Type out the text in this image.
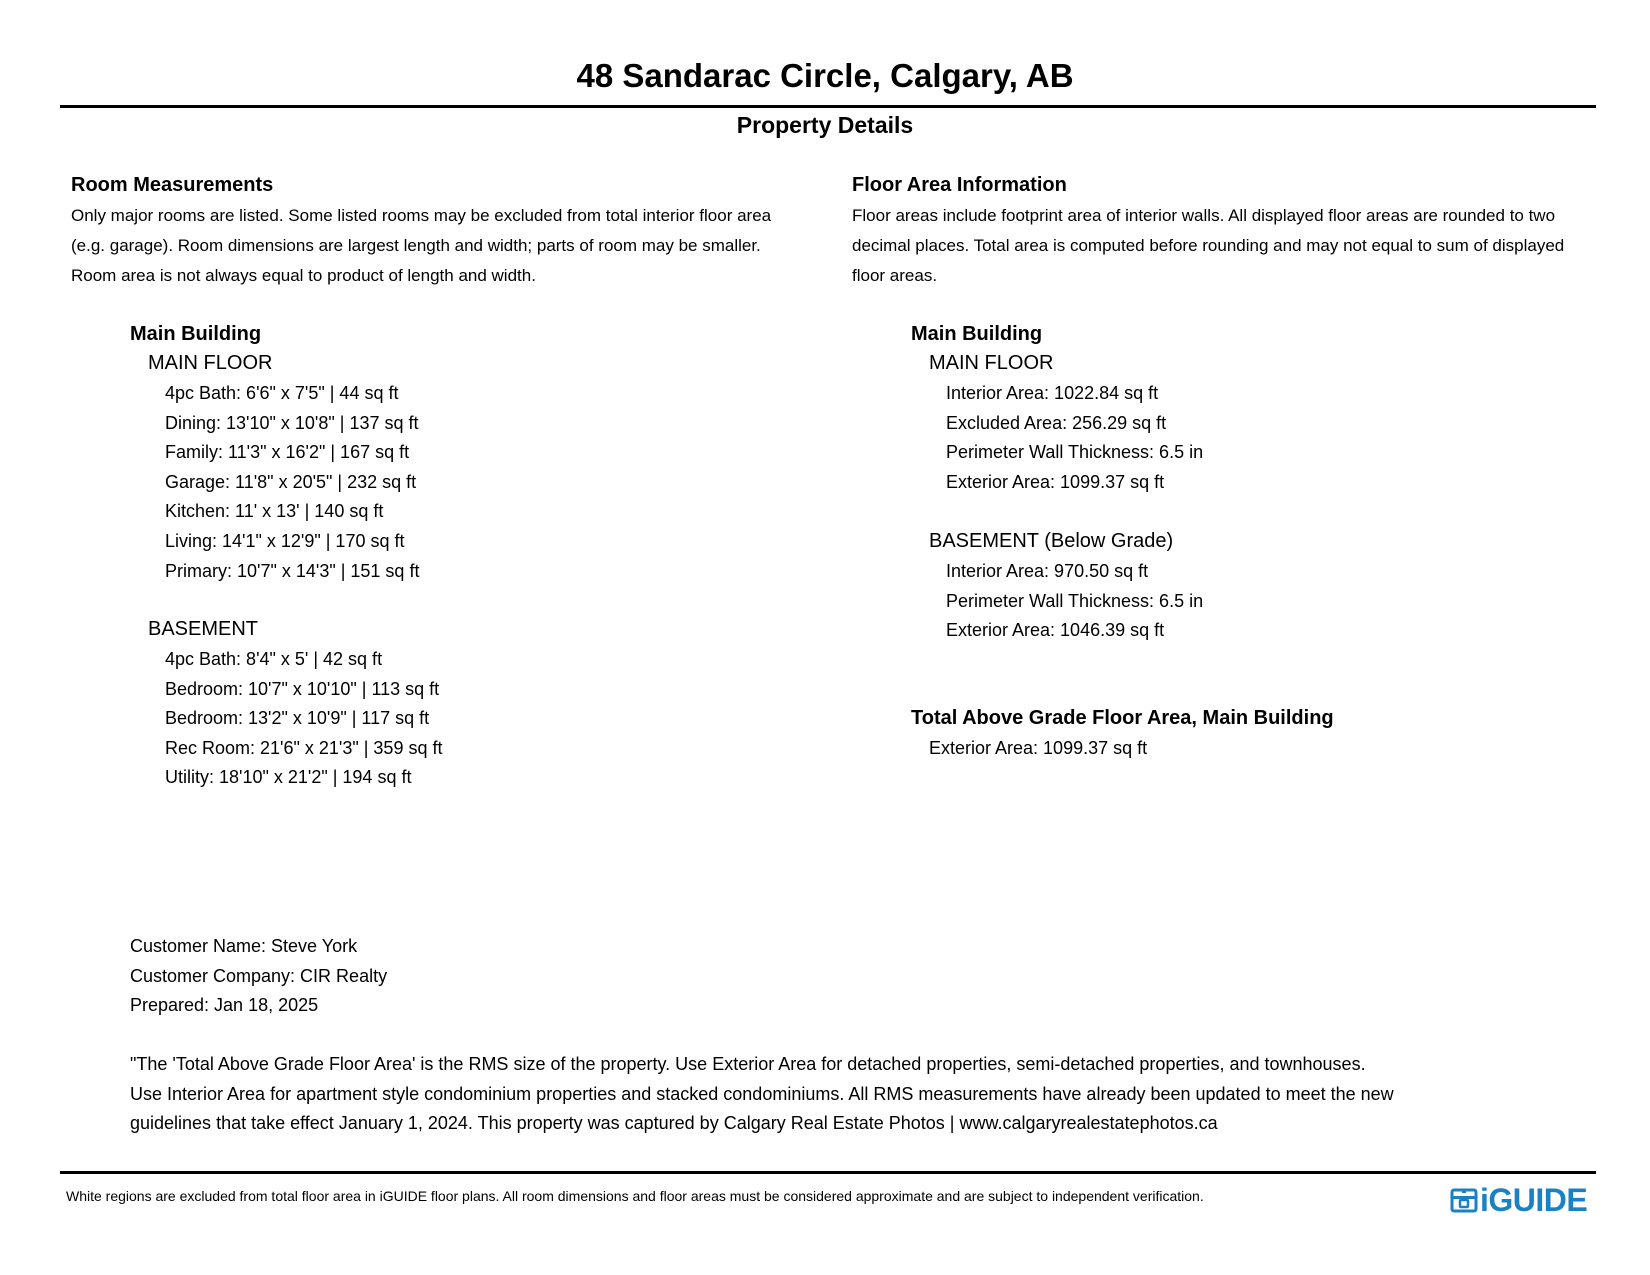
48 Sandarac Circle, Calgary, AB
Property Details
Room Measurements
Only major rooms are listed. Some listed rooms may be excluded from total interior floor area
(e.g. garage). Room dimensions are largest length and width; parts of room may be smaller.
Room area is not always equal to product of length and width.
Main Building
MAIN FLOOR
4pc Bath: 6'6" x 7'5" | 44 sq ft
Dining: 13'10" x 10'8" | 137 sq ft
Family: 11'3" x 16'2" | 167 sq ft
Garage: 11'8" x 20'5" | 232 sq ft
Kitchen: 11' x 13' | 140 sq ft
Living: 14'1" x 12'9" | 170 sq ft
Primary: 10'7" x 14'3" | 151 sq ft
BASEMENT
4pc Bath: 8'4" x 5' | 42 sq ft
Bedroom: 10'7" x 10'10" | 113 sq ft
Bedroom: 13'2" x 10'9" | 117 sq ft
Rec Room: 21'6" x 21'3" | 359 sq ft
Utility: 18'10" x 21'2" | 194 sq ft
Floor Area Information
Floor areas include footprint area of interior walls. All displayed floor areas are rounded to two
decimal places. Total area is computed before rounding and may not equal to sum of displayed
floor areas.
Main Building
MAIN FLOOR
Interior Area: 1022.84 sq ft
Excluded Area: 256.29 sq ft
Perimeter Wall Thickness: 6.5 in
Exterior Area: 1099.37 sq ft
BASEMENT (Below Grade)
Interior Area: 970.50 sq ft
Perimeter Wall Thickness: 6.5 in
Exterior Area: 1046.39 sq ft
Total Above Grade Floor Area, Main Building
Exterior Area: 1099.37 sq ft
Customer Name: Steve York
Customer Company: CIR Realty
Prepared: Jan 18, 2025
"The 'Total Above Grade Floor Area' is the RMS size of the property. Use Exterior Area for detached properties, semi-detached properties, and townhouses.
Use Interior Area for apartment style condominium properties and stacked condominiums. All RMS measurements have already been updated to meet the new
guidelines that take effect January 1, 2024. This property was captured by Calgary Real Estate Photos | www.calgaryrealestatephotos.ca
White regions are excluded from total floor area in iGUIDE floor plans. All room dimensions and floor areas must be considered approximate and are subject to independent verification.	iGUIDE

━━━━

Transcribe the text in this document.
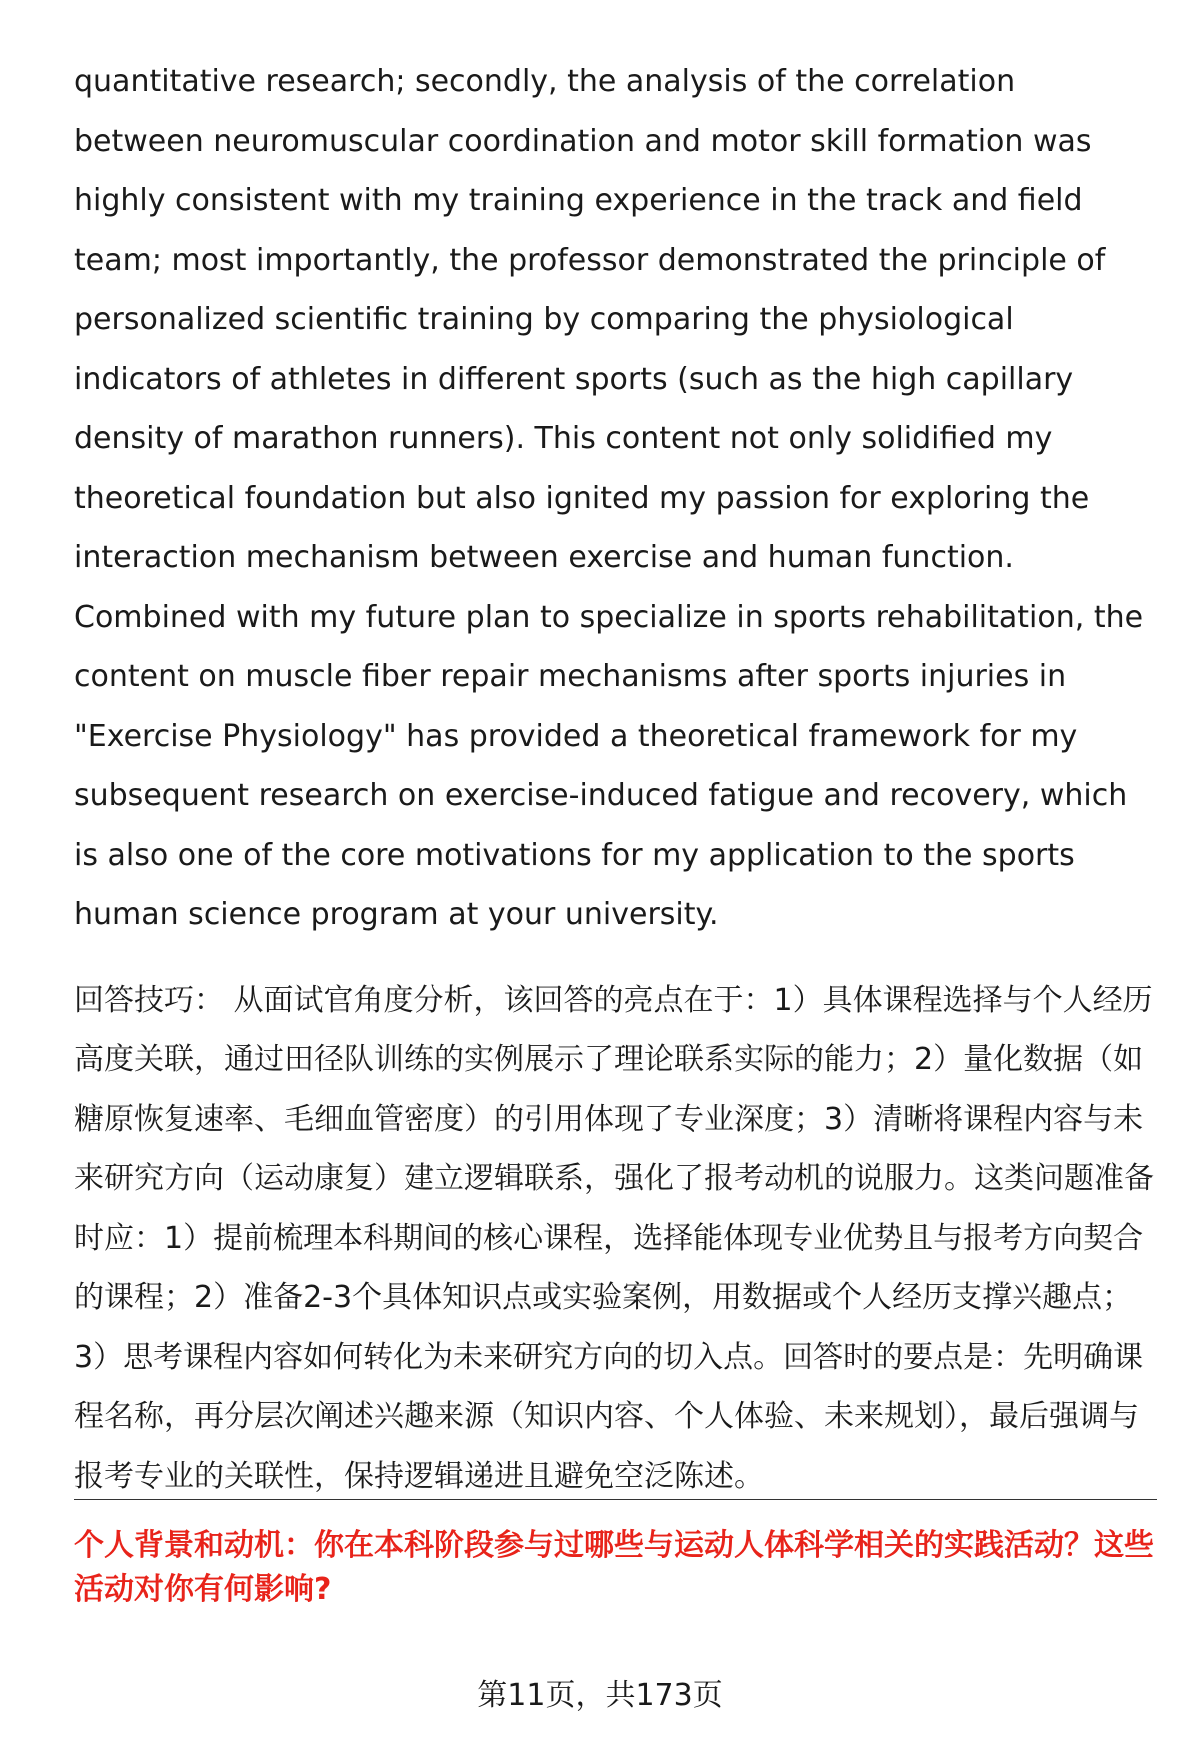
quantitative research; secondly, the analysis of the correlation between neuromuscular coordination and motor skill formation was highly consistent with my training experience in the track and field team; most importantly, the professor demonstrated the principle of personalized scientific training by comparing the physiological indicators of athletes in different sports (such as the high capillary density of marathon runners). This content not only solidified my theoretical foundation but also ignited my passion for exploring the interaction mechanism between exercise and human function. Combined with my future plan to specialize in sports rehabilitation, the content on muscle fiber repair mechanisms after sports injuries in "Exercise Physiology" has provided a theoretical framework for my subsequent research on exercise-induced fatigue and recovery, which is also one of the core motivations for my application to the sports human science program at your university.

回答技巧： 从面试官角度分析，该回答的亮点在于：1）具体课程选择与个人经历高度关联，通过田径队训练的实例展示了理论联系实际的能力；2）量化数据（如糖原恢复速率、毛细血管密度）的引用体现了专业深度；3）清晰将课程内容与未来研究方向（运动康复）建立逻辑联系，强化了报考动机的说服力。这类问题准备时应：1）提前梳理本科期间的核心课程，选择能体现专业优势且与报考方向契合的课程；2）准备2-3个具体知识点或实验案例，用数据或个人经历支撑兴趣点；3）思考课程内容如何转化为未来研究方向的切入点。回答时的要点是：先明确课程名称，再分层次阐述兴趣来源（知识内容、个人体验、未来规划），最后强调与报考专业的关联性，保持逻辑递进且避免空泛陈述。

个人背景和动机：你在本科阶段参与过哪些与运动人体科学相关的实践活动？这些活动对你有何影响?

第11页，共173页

━━━━

> _Task objective_
Report all lines of the material that contain the word "text".

> _Response to this exercise_
Type out the text in this image.
Transcribe the text in this document.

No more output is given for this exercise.